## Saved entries
----
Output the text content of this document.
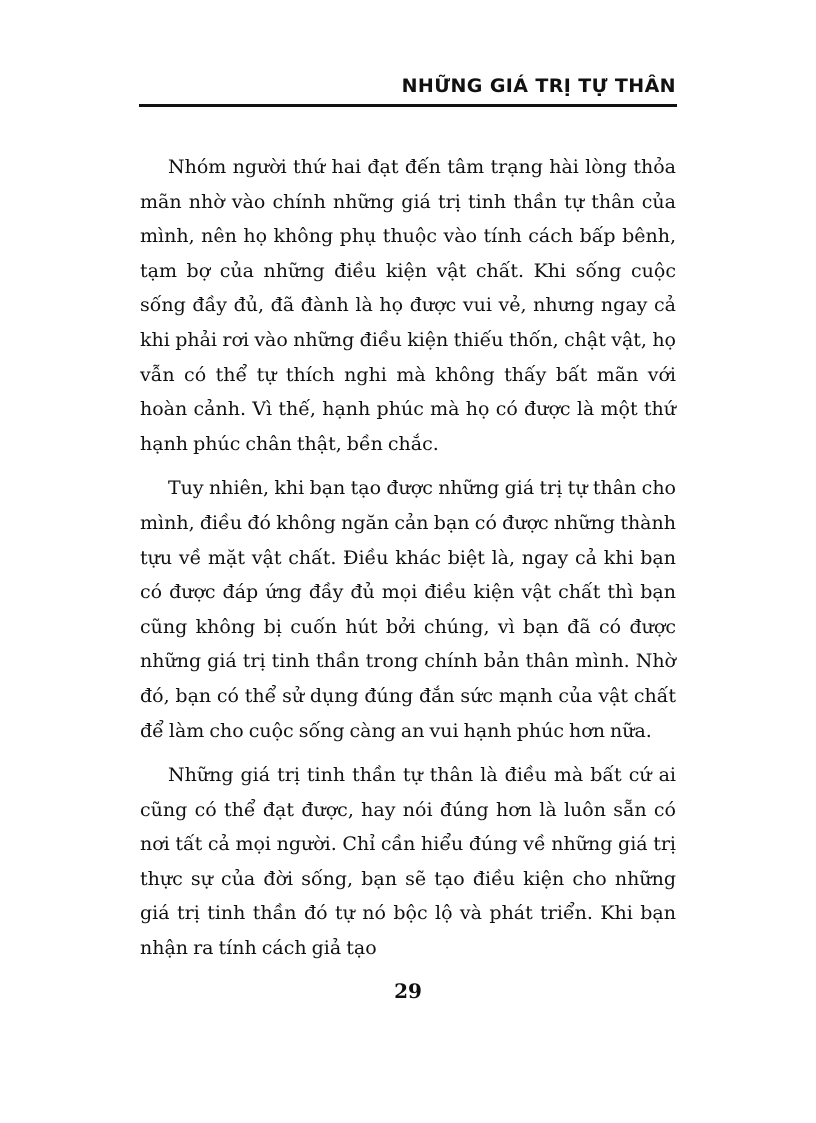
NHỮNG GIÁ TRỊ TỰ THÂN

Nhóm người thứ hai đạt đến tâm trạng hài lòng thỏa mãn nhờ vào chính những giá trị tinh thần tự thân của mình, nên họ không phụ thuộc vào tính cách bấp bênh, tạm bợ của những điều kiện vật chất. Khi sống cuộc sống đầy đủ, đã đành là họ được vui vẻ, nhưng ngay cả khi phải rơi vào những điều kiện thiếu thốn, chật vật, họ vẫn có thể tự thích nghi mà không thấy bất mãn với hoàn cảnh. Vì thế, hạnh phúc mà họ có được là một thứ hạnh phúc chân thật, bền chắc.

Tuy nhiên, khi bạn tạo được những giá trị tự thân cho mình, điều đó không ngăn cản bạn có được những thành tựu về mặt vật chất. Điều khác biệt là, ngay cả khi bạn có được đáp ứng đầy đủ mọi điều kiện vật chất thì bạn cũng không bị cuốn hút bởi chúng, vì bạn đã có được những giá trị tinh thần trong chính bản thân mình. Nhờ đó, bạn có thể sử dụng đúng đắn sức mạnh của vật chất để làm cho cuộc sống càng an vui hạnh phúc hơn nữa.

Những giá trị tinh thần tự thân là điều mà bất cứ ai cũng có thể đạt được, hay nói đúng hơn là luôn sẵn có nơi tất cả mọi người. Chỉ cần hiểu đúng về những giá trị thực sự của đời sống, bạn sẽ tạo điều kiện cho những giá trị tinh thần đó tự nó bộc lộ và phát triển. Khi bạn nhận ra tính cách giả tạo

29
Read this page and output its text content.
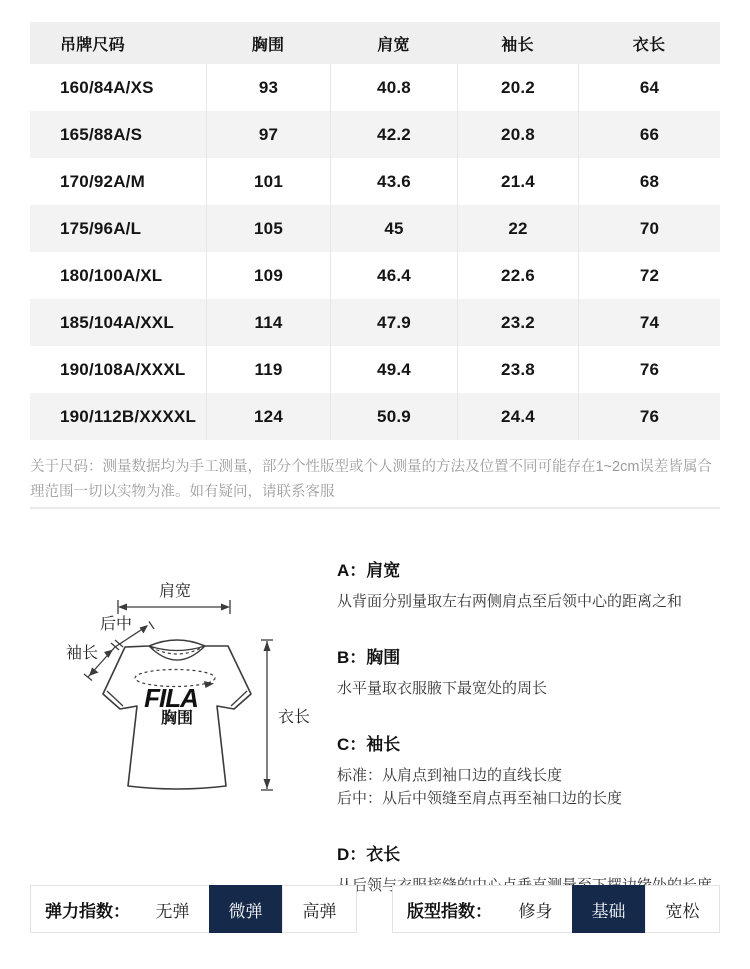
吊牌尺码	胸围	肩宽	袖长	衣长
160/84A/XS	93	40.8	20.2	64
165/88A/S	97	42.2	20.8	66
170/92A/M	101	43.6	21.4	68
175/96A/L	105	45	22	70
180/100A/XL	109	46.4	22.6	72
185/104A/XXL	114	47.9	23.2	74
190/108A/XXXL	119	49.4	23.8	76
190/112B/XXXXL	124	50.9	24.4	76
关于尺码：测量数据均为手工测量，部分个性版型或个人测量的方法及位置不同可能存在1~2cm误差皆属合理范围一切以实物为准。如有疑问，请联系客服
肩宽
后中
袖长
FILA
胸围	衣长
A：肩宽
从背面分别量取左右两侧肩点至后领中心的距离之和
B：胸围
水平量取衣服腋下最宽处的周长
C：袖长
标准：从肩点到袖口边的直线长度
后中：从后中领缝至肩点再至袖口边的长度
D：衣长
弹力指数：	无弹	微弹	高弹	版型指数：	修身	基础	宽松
----
## What you will do
Retype each line of the listing above word for word. Exclude the pictures.

## The solution
Output the text content of this document.
NHỮNG GIÁ TRỊ TỰ THÂN

Nhóm người thứ hai đạt đến tâm trạng hài lòng thỏa mãn nhờ vào chính những giá trị tinh thần tự thân của mình, nên họ không phụ thuộc vào tính cách bấp bênh, tạm bợ của những điều kiện vật chất. Khi sống cuộc sống đầy đủ, đã đành là họ được vui vẻ, nhưng ngay cả khi phải rơi vào những điều kiện thiếu thốn, chật vật, họ vẫn có thể tự thích nghi mà không thấy bất mãn với hoàn cảnh. Vì thế, hạnh phúc mà họ có được là một thứ hạnh phúc chân thật, bền chắc.

Tuy nhiên, khi bạn tạo được những giá trị tự thân cho mình, điều đó không ngăn cản bạn có được những thành tựu về mặt vật chất. Điều khác biệt là, ngay cả khi bạn có được đáp ứng đầy đủ mọi điều kiện vật chất thì bạn cũng không bị cuốn hút bởi chúng, vì bạn đã có được những giá trị tinh thần trong chính bản thân mình. Nhờ đó, bạn có thể sử dụng đúng đắn sức mạnh của vật chất để làm cho cuộc sống càng an vui hạnh phúc hơn nữa.

Những giá trị tinh thần tự thân là điều mà bất cứ ai cũng có thể đạt được, hay nói đúng hơn là luôn sẵn có nơi tất cả mọi người. Chỉ cần hiểu đúng về những giá trị thực sự của đời sống, bạn sẽ tạo điều kiện cho những giá trị tinh thần đó tự nó bộc lộ và phát triển. Khi bạn nhận ra tính cách giả tạo

29
Read this page and output its text content.
吊牌尺码	胸围	肩宽	袖长	衣长
160/84A/XS	93	40.8	20.2	64
165/88A/S	97	42.2	20.8	66
170/92A/M	101	43.6	21.4	68
175/96A/L	105	45	22	70
180/100A/XL	109	46.4	22.6	72
185/104A/XXL	114	47.9	23.2	74
190/108A/XXXL	119	49.4	23.8	76
190/112B/XXXXL	124	50.9	24.4	76
关于尺码：测量数据均为手工测量，部分个性版型或个人测量的方法及位置不同可能存在1~2cm误差皆属合理范围一切以实物为准。如有疑问，请联系客服
肩宽
后中
袖长
FILA
胸围	衣长
A：肩宽
从背面分别量取左右两侧肩点至后领中心的距离之和
B：胸围
水平量取衣服腋下最宽处的周长
C：袖长
标准：从肩点到袖口边的直线长度
后中：从后中领缝至肩点再至袖口边的长度
D：衣长
弹力指数：	无弹	微弹	高弹	版型指数：	修身	基础	宽松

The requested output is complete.